Report how many lines contain the word "color"; answer with the number only.

========

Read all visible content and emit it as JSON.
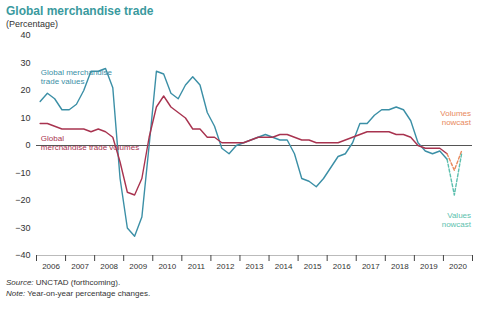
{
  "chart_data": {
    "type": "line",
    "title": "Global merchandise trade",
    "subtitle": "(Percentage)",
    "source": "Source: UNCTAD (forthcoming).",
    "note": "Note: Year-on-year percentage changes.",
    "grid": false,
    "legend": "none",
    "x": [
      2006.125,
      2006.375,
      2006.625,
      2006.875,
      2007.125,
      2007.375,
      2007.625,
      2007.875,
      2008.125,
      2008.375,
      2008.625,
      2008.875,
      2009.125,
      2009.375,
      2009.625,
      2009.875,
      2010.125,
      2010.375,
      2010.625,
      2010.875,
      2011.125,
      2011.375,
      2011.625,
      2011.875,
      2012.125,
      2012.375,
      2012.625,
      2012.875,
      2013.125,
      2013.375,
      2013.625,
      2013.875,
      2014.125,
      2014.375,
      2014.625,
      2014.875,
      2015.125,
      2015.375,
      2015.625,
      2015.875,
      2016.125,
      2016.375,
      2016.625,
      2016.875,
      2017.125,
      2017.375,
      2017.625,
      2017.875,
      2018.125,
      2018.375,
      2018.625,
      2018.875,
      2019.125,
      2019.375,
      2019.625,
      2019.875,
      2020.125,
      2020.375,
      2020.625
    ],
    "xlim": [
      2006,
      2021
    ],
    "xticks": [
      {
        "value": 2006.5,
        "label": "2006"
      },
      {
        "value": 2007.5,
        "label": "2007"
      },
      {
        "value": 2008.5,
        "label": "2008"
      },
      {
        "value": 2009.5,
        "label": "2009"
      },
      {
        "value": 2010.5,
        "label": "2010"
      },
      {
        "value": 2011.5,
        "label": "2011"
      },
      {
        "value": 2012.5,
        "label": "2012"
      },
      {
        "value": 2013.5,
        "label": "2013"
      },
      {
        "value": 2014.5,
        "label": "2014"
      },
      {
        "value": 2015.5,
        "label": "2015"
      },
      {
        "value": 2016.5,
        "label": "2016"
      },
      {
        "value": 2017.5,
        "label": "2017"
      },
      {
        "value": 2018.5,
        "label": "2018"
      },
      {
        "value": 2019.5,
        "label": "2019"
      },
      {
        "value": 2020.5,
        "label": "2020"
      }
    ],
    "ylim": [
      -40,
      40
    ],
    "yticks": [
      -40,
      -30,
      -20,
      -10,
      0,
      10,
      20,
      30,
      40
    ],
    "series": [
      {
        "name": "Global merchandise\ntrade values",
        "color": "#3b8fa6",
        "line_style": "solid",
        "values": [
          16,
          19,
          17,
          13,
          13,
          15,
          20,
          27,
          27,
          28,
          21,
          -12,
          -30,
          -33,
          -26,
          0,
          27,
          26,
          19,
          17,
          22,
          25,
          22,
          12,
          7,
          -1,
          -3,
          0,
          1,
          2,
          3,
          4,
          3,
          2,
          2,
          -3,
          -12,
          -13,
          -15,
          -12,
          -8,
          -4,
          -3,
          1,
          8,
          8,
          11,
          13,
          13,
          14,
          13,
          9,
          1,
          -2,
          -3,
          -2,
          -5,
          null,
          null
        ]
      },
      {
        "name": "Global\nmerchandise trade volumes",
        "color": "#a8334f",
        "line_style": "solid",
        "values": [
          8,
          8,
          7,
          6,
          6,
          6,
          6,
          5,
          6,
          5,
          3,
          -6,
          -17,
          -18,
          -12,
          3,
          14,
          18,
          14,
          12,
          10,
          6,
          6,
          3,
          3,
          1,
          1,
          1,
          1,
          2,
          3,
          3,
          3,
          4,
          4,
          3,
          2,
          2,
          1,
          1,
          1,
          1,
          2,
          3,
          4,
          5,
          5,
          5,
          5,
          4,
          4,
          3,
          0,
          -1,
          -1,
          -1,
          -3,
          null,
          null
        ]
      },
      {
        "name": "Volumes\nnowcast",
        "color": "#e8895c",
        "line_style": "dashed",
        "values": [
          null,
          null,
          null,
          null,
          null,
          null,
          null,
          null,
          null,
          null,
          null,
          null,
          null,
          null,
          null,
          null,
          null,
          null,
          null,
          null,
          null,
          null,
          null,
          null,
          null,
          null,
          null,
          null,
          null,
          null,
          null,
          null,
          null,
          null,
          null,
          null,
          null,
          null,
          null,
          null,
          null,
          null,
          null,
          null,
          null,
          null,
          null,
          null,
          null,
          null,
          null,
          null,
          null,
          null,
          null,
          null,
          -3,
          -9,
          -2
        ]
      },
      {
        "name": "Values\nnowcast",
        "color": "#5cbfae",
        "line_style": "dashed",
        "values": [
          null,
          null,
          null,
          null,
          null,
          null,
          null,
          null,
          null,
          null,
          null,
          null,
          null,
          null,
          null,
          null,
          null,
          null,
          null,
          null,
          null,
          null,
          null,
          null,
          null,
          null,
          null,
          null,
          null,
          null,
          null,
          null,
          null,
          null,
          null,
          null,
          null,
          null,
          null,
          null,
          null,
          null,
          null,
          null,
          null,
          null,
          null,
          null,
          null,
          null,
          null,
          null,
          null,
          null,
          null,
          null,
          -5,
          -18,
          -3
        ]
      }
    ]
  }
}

========

## Written reply
4